### BRIEF
In the article on Oregon school funding below, list every step that Scappoose school leaders were forced to take because of the failed measures and state budget cuts.

### DOCUMENT SECTION
-- start --

That difference is crucial in Oregon, where school districts, which get about 70 percent of their revenue from the state, are suffering steep budget cuts as the state’s economy spirals downward.

Paying for the Basics

Reflecting the dearth of state aid available to them, some districts have turned to local tax measures to provide basic services and to repair their schools. But the view among many voters is that schools don’t need the money. Residents’ objections to more taxes, coupled with tough state voting requirements for such measures, mean few school districts have been able to pass revenue hikes.

Districts that have won approval of new tax levies, such as Seaside, are not using them, however, to pay for enrichment or added materials and staffing—what such measures originally were meant for. Instead, they’re helping core needs, such as teacher salaries and other operating costs, said John Marshall, the director of legislative services for the Oregon School Boards Association.

“These were never intended to provide the basics or keep [schools] from the brink of disaster,” he said of local revenue measures.

‘Down in Flames’

Scappoose Superintendent John Matt wasn’t surprised that his district’s May 20 levy attempt failed. Voters also rejected a $33.4 million school construction bond last November, as they did a $15 million construction bond earlier this year.

But Mr. Matt still was disappointed. “We went down in flames,” he said on a cloudy afternoon the day after the election. “For my own emotional sanity, I thought: ‘If this one [passes], great. If not, then I’m prepared.’”

Even more painful to the supporters of the spending measures is that the gap between winning and losing came down to a few hundred votes each time.

The failure of the measures and state budget cuts have forced Scappoose school leaders, already struggling with a $1.9 million shortfall, to end the school year 11 days early, lay off 18 teachers and other employees, ax programs, and take out a $750,000 loan to shore up the district’s $14.1 million budget.

Morale in the 2,200-student district is abysmal. Class sizes have grown, and principals depend on fund- raisers and donations to pay for classroom window blinds, reams of paper, and other ordinary items.

“Times are tough for everybody,” said Jan Hildreth, the chairwoman of the Scappoose school board. “But it’s very, very sad that for a relatively minimal amount of tax dollars, voters weren’t willing to do this for kids.”

The levy would have cost homeowners an extra 54 cents on every $1,000 of assessed value for the next five years.

The defeats of the tax and bond measures mean that the district’s maintenance costs are skyrocketing. Mold had infiltrated the middle school so thoroughly last year that it took $300,000 to clean up the problem. The high school’s lack of insulation racks up gigantic heating bills, the superintendent said.

-- end --

### EXTRACTED INFORMATION
-- start --

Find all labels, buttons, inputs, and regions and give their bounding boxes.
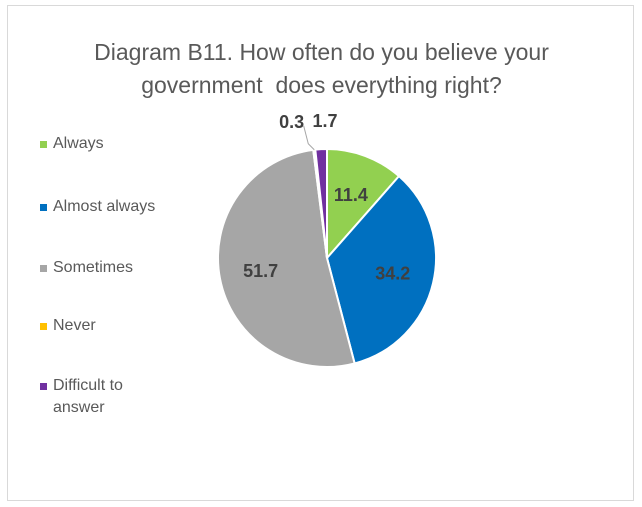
- legend-label-always: Always: [53, 135, 104, 152]
- pie-slice-sometimes: [216, 148, 356, 368]
- data-label-difficult-to-answer: 1.7: [312, 111, 337, 131]
- data-label-always: 11.4: [334, 185, 368, 205]
- leader-line-never: [303, 125, 315, 151]
- data-label-sometimes: 51.7: [243, 261, 278, 281]
- leader-lines: [303, 125, 315, 151]
- legend-item-never: Never: [40, 315, 173, 337]
- legend-label-almost-always: Almost always: [53, 198, 156, 215]
- legend-label-never: Never: [53, 317, 96, 334]
- chart-title-line-1: Diagram B11. How often do you believe yo…: [94, 39, 549, 65]
- chart-area: Diagram B11. How often do you believe yo…: [7, 5, 634, 501]
- data-labels: 11.4 34.2 51.7 0.3 1.7: [243, 111, 410, 283]
- legend-swatch-difficult-to-answer: [40, 383, 47, 390]
- legend-swatch-never: [40, 323, 47, 330]
- legend-item-sometimes: Sometimes: [40, 257, 173, 279]
- chart-title-line-2: government does everything right?: [141, 72, 502, 98]
- pie-chart: 11.4 34.2 51.7 0.3 1.7: [216, 111, 437, 368]
- pie-slice-always: [326, 147, 401, 261]
- chart-title: Diagram B11. How often do you believe yo…: [8, 36, 635, 102]
- data-label-never: 0.3: [279, 112, 304, 132]
- legend-item-always: Always: [40, 133, 173, 155]
- legend-label-sometimes: Sometimes: [53, 259, 134, 276]
- data-label-almost-always: 34.2: [375, 264, 410, 284]
- pie-slices: [216, 147, 437, 368]
- pie-slice-almost-always: [325, 174, 437, 365]
- legend-swatch-sometimes: [40, 265, 47, 272]
- legend-label-difficult-to-answer: Difficult to answer: [53, 377, 123, 416]
- legend-swatch-almost-always: [40, 204, 47, 211]
- pie-slice-difficult-to-answer: [314, 147, 328, 259]
- legend-swatch-always: [40, 141, 47, 148]
- legend-item-difficult-to-answer: Difficult to answer: [40, 375, 173, 419]
- legend-item-almost-always: Almost always: [40, 196, 173, 218]
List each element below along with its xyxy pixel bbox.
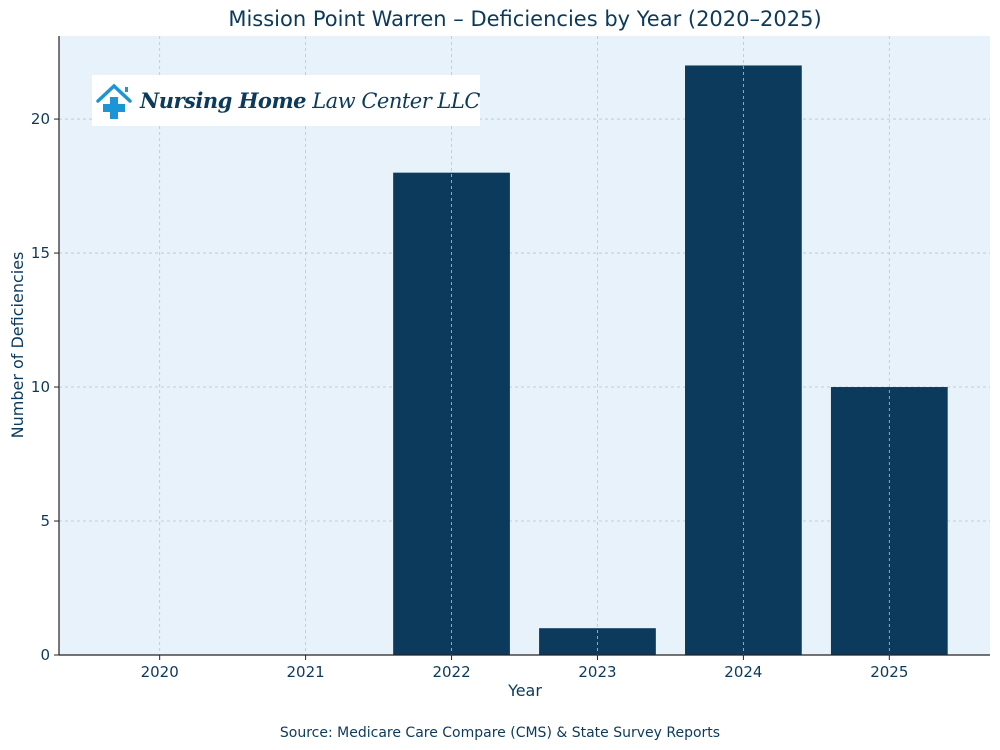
x-tick-label: 2025 xyxy=(870,663,908,681)
x-tick-label: 2023 xyxy=(578,663,616,681)
y-tick-label: 20 xyxy=(31,110,50,128)
y-tick-label: 10 xyxy=(31,378,50,396)
y-tick-label: 5 xyxy=(40,512,50,530)
y-axis-label: Number of Deficiencies xyxy=(8,252,27,439)
y-tick-label: 0 xyxy=(40,646,50,664)
chart-title: Mission Point Warren – Deficiencies by Y… xyxy=(228,7,821,31)
logo-text: Nursing Home Law Center LLC xyxy=(140,88,480,113)
logo: Nursing Home Law Center LLC xyxy=(92,75,480,126)
house-cross-icon xyxy=(96,83,132,119)
x-tick-label: 2021 xyxy=(287,663,325,681)
x-tick-label: 2022 xyxy=(432,663,470,681)
x-tick-label: 2024 xyxy=(724,663,762,681)
x-tick-label: 2020 xyxy=(141,663,179,681)
bar-2025 xyxy=(830,387,948,655)
source-note: Source: Medicare Care Compare (CMS) & St… xyxy=(280,725,720,741)
y-tick-label: 15 xyxy=(31,244,50,262)
x-axis-label: Year xyxy=(507,681,542,700)
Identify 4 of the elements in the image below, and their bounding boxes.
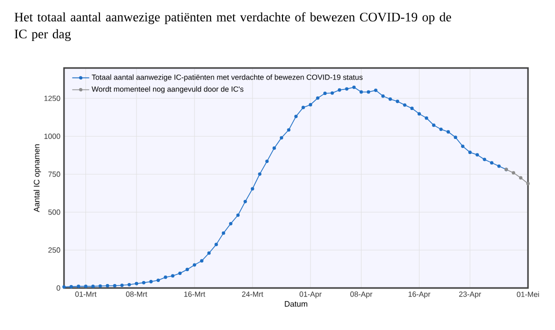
point (512, 171, 516, 175)
point (519, 176, 522, 180)
chart-title: Het totaal aantal aanwezige patiënten met verdachte of bewezen COVID-19 op de IC per dag (14, 12, 452, 42)
point (526, 182, 530, 186)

-- end --

### FINISHED TASK
- End the school year 11 days early
- Lay off 18 teachers and other employees
- Ax programs
- Take out a $750,000 loan to shore up the district's $14.1 million budget